[Dataset entries on figures]
────────

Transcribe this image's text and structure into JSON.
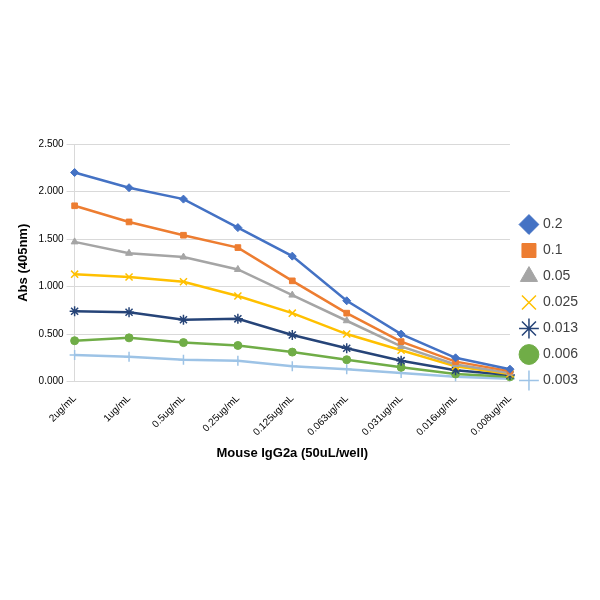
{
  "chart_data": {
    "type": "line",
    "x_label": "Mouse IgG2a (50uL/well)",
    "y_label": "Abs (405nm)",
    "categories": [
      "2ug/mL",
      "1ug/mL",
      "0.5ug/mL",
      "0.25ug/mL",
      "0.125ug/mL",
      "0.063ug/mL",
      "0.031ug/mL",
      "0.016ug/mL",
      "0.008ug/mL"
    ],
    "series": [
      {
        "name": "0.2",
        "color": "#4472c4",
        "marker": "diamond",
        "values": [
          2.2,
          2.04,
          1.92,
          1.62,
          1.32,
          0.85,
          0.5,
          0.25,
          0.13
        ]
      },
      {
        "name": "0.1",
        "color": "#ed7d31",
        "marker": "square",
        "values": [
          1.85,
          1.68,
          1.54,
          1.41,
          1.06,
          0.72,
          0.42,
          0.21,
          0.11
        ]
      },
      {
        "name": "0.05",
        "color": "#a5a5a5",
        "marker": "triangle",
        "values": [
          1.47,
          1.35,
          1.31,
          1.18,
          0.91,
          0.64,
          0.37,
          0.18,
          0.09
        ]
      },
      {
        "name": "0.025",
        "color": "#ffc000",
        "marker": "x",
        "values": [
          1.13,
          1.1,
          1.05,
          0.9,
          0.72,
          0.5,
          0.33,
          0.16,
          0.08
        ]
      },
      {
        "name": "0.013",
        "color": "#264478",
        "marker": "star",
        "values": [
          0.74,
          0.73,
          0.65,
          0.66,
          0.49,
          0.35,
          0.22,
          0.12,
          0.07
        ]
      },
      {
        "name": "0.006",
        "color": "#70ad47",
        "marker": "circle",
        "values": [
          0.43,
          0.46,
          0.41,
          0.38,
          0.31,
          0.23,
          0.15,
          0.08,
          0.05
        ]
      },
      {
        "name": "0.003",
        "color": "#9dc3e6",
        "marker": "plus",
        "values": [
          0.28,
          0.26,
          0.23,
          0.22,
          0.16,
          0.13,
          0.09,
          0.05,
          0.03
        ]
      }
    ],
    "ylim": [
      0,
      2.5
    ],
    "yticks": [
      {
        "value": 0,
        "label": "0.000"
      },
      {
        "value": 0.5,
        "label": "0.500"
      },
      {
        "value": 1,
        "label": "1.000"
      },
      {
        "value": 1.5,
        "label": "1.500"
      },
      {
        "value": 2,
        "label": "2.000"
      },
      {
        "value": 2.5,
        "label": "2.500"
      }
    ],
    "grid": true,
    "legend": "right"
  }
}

────────

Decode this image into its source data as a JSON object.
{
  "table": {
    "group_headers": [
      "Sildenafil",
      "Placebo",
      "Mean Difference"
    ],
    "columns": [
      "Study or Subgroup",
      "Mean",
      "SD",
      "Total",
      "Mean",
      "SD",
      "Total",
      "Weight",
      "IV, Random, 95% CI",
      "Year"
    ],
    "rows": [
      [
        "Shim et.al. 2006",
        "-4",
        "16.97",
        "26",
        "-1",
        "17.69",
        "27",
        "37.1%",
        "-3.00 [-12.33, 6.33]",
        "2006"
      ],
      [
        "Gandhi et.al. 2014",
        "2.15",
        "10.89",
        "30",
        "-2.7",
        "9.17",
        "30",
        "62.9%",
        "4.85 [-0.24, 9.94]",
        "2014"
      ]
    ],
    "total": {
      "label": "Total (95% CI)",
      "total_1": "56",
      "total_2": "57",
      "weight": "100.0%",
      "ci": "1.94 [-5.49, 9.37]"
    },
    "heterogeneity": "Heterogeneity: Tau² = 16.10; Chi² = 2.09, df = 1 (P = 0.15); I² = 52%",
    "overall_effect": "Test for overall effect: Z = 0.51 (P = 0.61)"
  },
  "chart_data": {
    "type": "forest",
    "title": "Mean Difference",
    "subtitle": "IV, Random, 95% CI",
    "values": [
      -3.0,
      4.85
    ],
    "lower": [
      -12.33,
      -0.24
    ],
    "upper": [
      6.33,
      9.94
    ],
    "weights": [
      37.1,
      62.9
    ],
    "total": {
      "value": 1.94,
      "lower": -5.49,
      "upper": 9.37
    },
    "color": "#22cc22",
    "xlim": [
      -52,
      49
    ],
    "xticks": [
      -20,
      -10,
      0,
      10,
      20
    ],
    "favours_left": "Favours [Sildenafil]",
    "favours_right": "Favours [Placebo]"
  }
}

────────

Work to do: Make a copy of each line that contains the string "Difference".

Solution for this exercise:
      "Mean Difference"
    "title": "Mean Difference",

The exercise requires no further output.